▶ Work to do
Copy the full set of lines exactly as given.

▶ Data

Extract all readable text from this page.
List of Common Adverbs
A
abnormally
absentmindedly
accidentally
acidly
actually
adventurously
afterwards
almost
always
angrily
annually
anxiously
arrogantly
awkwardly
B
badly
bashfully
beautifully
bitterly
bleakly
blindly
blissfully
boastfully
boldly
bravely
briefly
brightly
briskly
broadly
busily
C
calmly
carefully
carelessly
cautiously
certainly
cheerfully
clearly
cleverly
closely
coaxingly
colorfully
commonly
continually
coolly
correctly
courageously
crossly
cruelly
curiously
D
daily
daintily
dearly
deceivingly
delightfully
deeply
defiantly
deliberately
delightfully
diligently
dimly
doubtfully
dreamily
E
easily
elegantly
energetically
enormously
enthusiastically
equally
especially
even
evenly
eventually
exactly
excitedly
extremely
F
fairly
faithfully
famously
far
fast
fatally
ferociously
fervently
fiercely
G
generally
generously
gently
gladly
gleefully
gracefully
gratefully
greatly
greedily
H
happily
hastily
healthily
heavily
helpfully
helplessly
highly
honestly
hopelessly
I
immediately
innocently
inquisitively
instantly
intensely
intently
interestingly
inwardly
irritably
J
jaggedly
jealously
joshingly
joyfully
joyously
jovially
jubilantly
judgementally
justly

▶ Worked answer
Extract all readable text from this page.
List of Common Adverbs
A
abnormally
absentmindedly
accidentally
acidly
actually
adventurously
afterwards
almost
always
angrily
annually
anxiously
arrogantly
awkwardly
B
badly
bashfully
beautifully
bitterly
bleakly
blindly
blissfully
boastfully
boldly
bravely
briefly
brightly
briskly
broadly
busily
C
calmly
carefully
carelessly
cautiously
certainly
cheerfully
clearly
cleverly
closely
coaxingly
colorfully
commonly
continually
coolly
correctly
courageously
crossly
cruelly
curiously
D
daily
daintily
dearly
deceivingly
delightfully
deeply
defiantly
deliberately
delightfully
diligently
dimly
doubtfully
dreamily
E
easily
elegantly
energetically
enormously
enthusiastically
equally
especially
even
evenly
eventually
exactly
excitedly
extremely
F
fairly
faithfully
famously
far
fast
fatally
ferociously
fervently
fiercely
G
generally
generously
gently
gladly
gleefully
gracefully
gratefully
greatly
greedily
H
happily
hastily
healthily
heavily
helpfully
helplessly
highly
honestly
hopelessly
I
immediately
innocently
inquisitively
instantly
intensely
intently
interestingly
inwardly
irritably
J
jaggedly
jealously
joshingly
joyfully
joyously
jovially
jubilantly
judgementally
justly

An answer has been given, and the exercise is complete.